Items from a dataset

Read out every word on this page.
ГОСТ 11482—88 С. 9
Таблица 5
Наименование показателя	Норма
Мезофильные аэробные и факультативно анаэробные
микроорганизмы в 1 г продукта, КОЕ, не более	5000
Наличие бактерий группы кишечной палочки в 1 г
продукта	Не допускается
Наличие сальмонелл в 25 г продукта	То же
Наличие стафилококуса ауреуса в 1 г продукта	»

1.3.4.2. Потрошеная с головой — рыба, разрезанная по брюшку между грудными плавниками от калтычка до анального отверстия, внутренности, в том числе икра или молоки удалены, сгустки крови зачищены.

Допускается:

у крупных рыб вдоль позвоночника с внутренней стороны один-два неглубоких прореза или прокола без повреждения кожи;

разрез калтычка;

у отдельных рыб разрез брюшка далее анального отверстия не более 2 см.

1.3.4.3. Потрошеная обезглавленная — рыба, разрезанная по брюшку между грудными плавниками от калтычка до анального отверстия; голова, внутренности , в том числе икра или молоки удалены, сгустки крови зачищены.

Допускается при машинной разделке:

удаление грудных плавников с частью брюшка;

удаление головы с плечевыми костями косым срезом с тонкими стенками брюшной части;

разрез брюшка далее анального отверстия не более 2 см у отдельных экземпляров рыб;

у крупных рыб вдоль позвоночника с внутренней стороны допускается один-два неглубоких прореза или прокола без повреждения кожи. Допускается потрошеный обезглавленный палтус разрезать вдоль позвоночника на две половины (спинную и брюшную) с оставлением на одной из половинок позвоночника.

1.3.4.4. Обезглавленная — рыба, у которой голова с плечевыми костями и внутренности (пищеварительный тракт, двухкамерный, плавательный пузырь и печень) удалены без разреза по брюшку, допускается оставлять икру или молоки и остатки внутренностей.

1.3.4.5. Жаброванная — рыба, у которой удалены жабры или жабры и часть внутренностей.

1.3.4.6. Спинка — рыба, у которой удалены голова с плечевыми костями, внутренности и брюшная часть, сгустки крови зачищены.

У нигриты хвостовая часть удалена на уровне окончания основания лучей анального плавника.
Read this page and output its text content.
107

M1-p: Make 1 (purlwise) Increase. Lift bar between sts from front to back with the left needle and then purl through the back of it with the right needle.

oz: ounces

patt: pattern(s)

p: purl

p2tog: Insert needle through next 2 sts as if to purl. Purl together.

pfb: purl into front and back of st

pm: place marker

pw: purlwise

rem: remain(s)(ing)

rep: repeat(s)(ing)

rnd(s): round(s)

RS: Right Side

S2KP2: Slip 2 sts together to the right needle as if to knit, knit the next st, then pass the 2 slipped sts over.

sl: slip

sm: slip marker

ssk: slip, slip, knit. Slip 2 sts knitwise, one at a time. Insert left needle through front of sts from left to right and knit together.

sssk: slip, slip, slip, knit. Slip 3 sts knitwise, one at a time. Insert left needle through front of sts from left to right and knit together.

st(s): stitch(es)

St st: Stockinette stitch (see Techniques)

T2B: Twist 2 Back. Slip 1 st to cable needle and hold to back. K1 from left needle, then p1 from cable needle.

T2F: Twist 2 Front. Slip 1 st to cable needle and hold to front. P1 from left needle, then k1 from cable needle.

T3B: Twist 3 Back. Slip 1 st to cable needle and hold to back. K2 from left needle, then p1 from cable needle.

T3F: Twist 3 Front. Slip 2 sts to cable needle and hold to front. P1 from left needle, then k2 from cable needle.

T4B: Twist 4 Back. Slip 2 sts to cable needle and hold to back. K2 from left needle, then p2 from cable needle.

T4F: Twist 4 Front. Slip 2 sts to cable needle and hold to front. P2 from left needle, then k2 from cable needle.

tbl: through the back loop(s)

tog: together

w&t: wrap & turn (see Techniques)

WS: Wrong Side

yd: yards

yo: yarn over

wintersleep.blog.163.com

> **GOAL**
In how many lines of the data does the string "Techniques" appear? Give only the number.

> **IN RESPONSE**
2